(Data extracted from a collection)
○ ○ ○

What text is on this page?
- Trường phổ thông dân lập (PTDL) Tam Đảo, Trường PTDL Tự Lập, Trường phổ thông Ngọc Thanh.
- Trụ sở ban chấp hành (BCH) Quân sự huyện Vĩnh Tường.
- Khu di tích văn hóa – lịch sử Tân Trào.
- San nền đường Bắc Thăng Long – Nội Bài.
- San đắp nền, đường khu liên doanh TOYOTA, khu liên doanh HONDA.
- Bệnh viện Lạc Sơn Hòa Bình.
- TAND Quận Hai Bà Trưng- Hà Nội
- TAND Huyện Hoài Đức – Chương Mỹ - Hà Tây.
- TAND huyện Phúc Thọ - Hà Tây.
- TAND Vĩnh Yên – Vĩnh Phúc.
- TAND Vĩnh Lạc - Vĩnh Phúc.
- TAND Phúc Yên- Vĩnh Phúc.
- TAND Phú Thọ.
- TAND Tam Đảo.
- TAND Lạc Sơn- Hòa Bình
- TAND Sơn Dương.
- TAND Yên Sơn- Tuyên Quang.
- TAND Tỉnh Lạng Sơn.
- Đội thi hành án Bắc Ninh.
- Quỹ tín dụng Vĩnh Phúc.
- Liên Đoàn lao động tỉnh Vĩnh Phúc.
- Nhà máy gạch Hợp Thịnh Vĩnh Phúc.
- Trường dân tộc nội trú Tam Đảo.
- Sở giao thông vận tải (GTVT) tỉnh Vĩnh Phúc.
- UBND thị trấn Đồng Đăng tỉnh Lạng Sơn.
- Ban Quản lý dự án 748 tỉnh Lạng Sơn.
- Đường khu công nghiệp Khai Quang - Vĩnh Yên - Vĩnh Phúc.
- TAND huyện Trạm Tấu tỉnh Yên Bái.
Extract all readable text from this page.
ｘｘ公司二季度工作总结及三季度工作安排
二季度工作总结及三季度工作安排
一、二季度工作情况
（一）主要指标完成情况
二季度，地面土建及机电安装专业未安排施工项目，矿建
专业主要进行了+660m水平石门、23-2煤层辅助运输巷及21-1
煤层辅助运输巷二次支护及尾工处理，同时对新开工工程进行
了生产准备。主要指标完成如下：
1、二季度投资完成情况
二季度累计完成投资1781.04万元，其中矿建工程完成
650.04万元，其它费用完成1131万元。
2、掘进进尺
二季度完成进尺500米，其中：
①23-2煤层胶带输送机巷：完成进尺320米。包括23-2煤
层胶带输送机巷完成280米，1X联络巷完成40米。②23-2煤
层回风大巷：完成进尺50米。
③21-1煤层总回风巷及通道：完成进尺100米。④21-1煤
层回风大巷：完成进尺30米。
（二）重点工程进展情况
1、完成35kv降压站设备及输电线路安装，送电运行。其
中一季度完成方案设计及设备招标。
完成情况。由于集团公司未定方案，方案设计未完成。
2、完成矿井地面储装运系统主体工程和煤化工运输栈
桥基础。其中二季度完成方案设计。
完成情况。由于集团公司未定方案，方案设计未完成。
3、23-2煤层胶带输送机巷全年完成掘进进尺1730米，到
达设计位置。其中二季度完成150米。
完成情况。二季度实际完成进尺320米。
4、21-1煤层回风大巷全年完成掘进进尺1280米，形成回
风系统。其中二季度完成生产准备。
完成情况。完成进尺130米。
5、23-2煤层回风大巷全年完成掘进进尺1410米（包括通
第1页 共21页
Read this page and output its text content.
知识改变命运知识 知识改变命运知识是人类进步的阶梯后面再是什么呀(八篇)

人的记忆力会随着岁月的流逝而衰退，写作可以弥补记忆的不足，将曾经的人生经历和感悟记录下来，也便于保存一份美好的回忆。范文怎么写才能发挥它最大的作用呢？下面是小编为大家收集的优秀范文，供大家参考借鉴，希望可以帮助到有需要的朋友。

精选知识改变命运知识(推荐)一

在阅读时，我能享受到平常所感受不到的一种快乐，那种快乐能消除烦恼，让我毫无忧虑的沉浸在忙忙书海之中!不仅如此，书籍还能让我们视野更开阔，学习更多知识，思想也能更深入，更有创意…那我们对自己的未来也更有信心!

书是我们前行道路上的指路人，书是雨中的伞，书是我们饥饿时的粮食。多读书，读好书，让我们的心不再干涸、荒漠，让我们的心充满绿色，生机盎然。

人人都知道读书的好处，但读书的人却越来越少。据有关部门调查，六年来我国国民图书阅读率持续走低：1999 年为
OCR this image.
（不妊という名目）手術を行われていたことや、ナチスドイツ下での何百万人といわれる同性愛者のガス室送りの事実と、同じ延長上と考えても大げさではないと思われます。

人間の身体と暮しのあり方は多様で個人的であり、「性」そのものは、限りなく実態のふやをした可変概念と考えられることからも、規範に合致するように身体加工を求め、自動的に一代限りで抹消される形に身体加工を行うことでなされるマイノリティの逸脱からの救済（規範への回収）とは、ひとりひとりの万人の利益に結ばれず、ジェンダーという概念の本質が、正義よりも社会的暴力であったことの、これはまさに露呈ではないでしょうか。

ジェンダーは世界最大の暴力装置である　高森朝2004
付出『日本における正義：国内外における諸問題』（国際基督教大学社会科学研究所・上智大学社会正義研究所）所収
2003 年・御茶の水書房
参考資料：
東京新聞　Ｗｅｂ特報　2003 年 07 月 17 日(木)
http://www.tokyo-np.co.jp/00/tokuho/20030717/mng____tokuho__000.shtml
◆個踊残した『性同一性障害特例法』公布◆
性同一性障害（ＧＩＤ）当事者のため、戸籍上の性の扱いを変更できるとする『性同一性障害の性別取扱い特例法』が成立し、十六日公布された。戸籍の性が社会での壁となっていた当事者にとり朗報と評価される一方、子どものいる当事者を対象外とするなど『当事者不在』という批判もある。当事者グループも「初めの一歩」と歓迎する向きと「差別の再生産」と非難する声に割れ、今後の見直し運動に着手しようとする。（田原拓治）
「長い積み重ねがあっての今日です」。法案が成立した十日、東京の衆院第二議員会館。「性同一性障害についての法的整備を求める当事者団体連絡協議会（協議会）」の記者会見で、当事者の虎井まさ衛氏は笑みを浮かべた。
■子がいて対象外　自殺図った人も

○ ○ ○

Read the data above and pull out each line that holds the string "text".

What text is on this page?
Extract all readable text from this page.
Read this page and output its text content.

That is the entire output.